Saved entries
start
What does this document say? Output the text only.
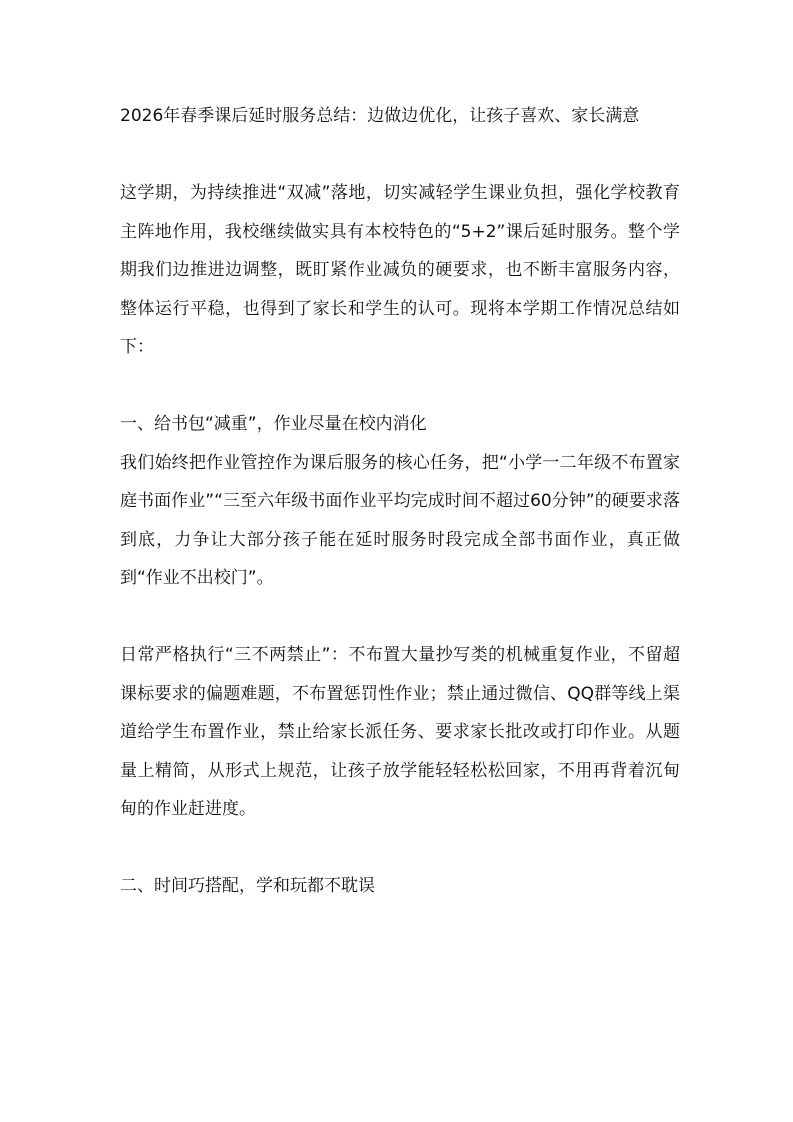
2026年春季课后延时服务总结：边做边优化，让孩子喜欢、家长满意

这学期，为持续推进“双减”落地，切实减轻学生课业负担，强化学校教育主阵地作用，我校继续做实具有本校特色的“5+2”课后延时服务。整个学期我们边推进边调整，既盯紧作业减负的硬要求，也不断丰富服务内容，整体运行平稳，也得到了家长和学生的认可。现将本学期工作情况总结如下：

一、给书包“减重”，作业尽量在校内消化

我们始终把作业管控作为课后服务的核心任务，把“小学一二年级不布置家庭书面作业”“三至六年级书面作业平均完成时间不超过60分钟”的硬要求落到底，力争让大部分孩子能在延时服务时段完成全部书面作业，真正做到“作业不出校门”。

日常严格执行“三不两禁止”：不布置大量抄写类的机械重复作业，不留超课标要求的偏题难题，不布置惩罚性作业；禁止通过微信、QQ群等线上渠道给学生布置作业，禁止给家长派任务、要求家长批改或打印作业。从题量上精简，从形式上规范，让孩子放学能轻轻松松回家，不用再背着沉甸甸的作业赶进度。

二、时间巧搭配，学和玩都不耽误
end
start
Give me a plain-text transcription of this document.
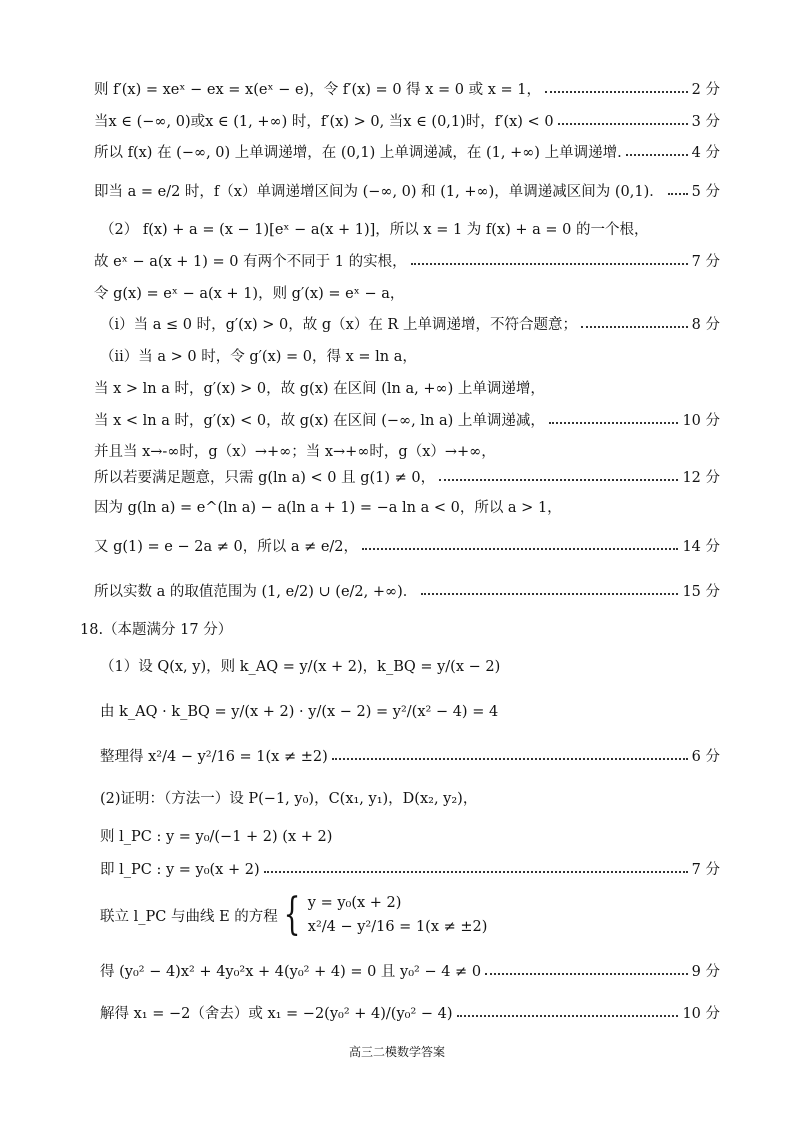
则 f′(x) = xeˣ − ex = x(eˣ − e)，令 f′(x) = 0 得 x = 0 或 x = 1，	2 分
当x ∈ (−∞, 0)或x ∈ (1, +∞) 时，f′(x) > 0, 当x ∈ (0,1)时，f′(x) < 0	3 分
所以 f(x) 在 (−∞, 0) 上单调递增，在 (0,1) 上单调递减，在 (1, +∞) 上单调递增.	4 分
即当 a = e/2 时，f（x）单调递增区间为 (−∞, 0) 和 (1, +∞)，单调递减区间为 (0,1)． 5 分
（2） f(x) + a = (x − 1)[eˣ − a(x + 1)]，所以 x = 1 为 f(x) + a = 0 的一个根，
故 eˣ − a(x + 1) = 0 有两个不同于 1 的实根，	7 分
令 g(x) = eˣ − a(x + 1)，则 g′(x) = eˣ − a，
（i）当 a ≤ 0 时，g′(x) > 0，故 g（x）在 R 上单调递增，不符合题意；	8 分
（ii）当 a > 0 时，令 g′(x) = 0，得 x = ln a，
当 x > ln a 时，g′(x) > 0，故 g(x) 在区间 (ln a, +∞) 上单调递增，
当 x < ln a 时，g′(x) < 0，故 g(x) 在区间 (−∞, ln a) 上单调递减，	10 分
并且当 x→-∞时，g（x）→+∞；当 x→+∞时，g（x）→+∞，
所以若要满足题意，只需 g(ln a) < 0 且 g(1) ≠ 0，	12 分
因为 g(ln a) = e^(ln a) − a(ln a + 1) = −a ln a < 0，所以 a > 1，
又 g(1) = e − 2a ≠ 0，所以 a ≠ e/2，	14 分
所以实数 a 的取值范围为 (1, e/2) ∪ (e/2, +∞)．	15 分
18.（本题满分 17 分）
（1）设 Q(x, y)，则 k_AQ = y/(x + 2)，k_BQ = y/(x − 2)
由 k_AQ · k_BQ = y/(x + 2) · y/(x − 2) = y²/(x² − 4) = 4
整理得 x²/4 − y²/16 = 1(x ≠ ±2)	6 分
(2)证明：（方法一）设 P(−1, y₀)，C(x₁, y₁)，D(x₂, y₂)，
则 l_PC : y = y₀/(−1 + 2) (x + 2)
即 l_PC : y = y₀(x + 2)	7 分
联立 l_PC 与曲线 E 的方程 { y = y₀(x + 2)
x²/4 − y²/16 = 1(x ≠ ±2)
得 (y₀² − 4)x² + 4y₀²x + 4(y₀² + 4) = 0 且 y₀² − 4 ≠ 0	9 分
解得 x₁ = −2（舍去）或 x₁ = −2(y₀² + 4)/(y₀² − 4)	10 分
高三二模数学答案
end
start
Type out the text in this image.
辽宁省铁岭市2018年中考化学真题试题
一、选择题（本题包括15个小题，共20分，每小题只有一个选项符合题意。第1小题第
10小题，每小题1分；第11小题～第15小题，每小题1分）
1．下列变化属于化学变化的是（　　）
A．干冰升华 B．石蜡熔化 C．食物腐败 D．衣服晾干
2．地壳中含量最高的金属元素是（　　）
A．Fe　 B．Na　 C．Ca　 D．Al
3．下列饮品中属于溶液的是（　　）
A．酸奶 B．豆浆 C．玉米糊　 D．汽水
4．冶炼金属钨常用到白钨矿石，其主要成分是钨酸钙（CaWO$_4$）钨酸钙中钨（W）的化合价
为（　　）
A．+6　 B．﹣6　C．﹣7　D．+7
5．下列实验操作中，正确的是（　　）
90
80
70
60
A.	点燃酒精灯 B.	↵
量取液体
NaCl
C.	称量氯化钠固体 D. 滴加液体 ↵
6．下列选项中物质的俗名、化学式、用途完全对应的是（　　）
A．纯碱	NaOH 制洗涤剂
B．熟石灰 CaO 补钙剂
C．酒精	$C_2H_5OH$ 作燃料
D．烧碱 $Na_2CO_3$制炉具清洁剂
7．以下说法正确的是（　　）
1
end
**EXERCISE OBJECTIVE:**
Copy each line above that contains the word "上单调递减".

**RESULT FOR THIS TASK:**
所以 f(x) 在 (−∞, 0) 上单调递增，在 (0,1) 上单调递减，在 (1, +∞) 上单调递增.	4 分
当 x < ln a 时，g′(x) < 0，故 g(x) 在区间 (−∞, ln a) 上单调递减，	10 分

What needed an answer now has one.